→ What is being asked: Give back the records that follow exactly, images excluded.

→ Data records:
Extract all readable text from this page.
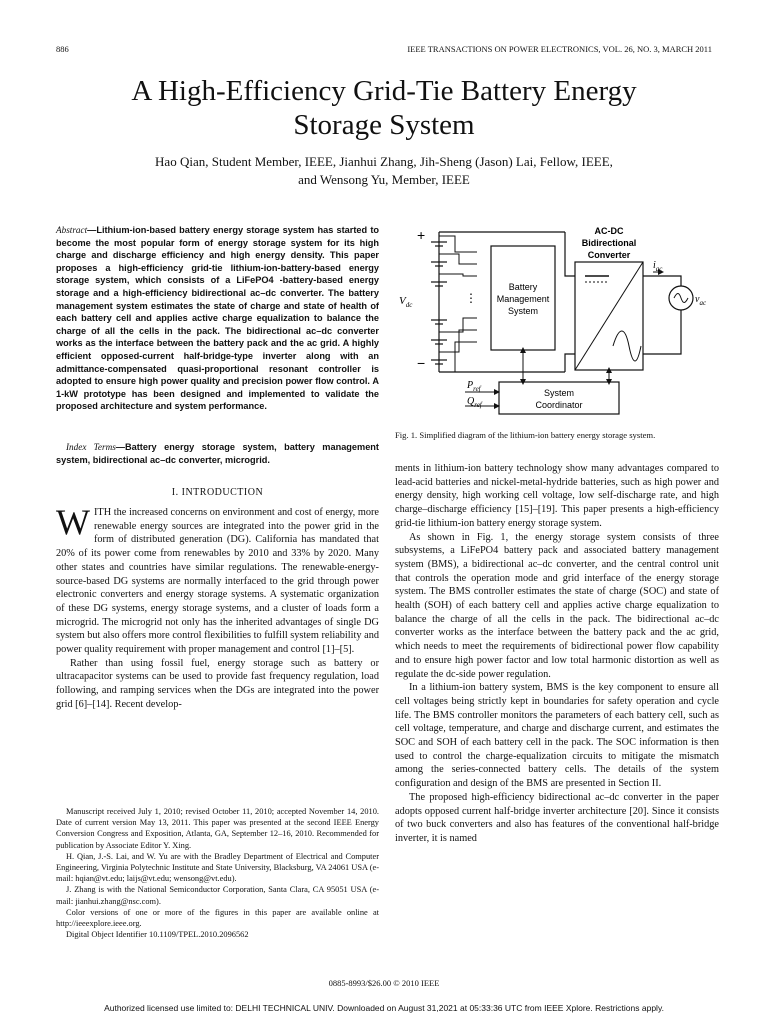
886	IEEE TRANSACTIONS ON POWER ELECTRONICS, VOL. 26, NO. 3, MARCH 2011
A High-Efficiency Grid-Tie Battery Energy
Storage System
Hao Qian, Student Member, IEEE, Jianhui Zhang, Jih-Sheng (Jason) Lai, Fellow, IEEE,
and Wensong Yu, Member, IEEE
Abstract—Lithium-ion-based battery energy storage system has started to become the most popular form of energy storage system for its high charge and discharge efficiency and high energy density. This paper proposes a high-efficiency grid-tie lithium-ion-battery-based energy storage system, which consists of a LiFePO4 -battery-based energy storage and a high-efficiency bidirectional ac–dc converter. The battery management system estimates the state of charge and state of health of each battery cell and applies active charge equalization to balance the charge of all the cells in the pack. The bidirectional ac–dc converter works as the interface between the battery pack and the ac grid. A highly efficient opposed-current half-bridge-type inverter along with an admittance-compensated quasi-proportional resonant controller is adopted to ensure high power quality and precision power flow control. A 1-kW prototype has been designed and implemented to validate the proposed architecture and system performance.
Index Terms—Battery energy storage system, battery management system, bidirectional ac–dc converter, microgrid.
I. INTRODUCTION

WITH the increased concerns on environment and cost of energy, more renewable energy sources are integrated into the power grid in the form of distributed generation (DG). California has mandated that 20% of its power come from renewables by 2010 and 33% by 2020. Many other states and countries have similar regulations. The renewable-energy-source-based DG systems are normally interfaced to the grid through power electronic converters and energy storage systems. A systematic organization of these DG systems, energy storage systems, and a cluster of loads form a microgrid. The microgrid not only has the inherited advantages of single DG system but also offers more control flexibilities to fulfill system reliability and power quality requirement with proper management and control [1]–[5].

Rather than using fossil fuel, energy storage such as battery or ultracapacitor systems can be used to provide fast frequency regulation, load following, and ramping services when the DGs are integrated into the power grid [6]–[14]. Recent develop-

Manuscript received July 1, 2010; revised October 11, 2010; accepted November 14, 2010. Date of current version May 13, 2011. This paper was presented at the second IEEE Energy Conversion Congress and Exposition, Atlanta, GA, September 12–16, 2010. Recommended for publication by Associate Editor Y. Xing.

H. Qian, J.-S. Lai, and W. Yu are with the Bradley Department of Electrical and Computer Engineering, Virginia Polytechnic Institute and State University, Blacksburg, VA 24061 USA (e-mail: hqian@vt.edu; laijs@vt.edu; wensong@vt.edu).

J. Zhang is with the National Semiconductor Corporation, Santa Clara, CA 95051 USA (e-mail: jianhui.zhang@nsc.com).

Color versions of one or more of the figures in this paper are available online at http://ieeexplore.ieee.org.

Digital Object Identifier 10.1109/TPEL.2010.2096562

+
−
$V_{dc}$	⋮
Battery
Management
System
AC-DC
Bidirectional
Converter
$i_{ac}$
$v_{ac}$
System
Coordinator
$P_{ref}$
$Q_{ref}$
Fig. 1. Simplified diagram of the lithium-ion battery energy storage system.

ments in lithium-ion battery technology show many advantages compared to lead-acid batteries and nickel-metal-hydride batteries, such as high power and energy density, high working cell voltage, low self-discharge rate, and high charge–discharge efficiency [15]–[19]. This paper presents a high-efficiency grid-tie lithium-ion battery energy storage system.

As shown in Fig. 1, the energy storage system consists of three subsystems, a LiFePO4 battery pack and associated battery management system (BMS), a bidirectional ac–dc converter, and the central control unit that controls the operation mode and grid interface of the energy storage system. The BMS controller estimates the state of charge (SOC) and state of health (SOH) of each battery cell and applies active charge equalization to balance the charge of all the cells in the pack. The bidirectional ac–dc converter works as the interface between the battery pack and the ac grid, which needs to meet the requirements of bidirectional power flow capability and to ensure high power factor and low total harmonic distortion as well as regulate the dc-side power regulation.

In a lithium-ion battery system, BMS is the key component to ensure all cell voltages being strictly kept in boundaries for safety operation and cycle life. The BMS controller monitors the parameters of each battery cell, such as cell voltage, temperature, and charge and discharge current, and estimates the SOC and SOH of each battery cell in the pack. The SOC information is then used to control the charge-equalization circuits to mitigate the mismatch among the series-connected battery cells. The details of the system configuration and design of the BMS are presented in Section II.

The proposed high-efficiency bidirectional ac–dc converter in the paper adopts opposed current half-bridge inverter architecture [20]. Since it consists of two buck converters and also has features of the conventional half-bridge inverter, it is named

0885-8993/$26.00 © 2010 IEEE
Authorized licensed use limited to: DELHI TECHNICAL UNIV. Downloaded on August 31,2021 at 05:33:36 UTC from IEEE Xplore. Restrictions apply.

→ Result of this exercise:
Extract all readable text from this page.
886	IEEE TRANSACTIONS ON POWER ELECTRONICS, VOL. 26, NO. 3, MARCH 2011
A High-Efficiency Grid-Tie Battery Energy
Storage System
Hao Qian, Student Member, IEEE, Jianhui Zhang, Jih-Sheng (Jason) Lai, Fellow, IEEE,
and Wensong Yu, Member, IEEE
Abstract—Lithium-ion-based battery energy storage system has started to become the most popular form of energy storage system for its high charge and discharge efficiency and high energy density. This paper proposes a high-efficiency grid-tie lithium-ion-battery-based energy storage system, which consists of a LiFePO4 -battery-based energy storage and a high-efficiency bidirectional ac–dc converter. The battery management system estimates the state of charge and state of health of each battery cell and applies active charge equalization to balance the charge of all the cells in the pack. The bidirectional ac–dc converter works as the interface between the battery pack and the ac grid. A highly efficient opposed-current half-bridge-type inverter along with an admittance-compensated quasi-proportional resonant controller is adopted to ensure high power quality and precision power flow control. A 1-kW prototype has been designed and implemented to validate the proposed architecture and system performance.
Index Terms—Battery energy storage system, battery management system, bidirectional ac–dc converter, microgrid.
I. INTRODUCTION

WITH the increased concerns on environment and cost of energy, more renewable energy sources are integrated into the power grid in the form of distributed generation (DG). California has mandated that 20% of its power come from renewables by 2010 and 33% by 2020. Many other states and countries have similar regulations. The renewable-energy-source-based DG systems are normally interfaced to the grid through power electronic converters and energy storage systems. A systematic organization of these DG systems, energy storage systems, and a cluster of loads form a microgrid. The microgrid not only has the inherited advantages of single DG system but also offers more control flexibilities to fulfill system reliability and power quality requirement with proper management and control [1]–[5].

Rather than using fossil fuel, energy storage such as battery or ultracapacitor systems can be used to provide fast frequency regulation, load following, and ramping services when the DGs are integrated into the power grid [6]–[14]. Recent develop-

Manuscript received July 1, 2010; revised October 11, 2010; accepted November 14, 2010. Date of current version May 13, 2011. This paper was presented at the second IEEE Energy Conversion Congress and Exposition, Atlanta, GA, September 12–16, 2010. Recommended for publication by Associate Editor Y. Xing.

H. Qian, J.-S. Lai, and W. Yu are with the Bradley Department of Electrical and Computer Engineering, Virginia Polytechnic Institute and State University, Blacksburg, VA 24061 USA (e-mail: hqian@vt.edu; laijs@vt.edu; wensong@vt.edu).

J. Zhang is with the National Semiconductor Corporation, Santa Clara, CA 95051 USA (e-mail: jianhui.zhang@nsc.com).

Color versions of one or more of the figures in this paper are available online at http://ieeexplore.ieee.org.

Digital Object Identifier 10.1109/TPEL.2010.2096562

+
−
$V_{dc}$	⋮
Battery
Management
System
AC-DC
Bidirectional
Converter
$i_{ac}$
$v_{ac}$
System
Coordinator
$P_{ref}$
$Q_{ref}$
Fig. 1. Simplified diagram of the lithium-ion battery energy storage system.

ments in lithium-ion battery technology show many advantages compared to lead-acid batteries and nickel-metal-hydride batteries, such as high power and energy density, high working cell voltage, low self-discharge rate, and high charge–discharge efficiency [15]–[19]. This paper presents a high-efficiency grid-tie lithium-ion battery energy storage system.

As shown in Fig. 1, the energy storage system consists of three subsystems, a LiFePO4 battery pack and associated battery management system (BMS), a bidirectional ac–dc converter, and the central control unit that controls the operation mode and grid interface of the energy storage system. The BMS controller estimates the state of charge (SOC) and state of health (SOH) of each battery cell and applies active charge equalization to balance the charge of all the cells in the pack. The bidirectional ac–dc converter works as the interface between the battery pack and the ac grid, which needs to meet the requirements of bidirectional power flow capability and to ensure high power factor and low total harmonic distortion as well as regulate the dc-side power regulation.

In a lithium-ion battery system, BMS is the key component to ensure all cell voltages being strictly kept in boundaries for safety operation and cycle life. The BMS controller monitors the parameters of each battery cell, such as cell voltage, temperature, and charge and discharge current, and estimates the SOC and SOH of each battery cell in the pack. The SOC information is then used to control the charge-equalization circuits to mitigate the mismatch among the series-connected battery cells. The details of the system configuration and design of the BMS are presented in Section II.

The proposed high-efficiency bidirectional ac–dc converter in the paper adopts opposed current half-bridge inverter architecture [20]. Since it consists of two buck converters and also has features of the conventional half-bridge inverter, it is named

0885-8993/$26.00 © 2010 IEEE
Authorized licensed use limited to: DELHI TECHNICAL UNIV. Downloaded on August 31,2021 at 05:33:36 UTC from IEEE Xplore. Restrictions apply.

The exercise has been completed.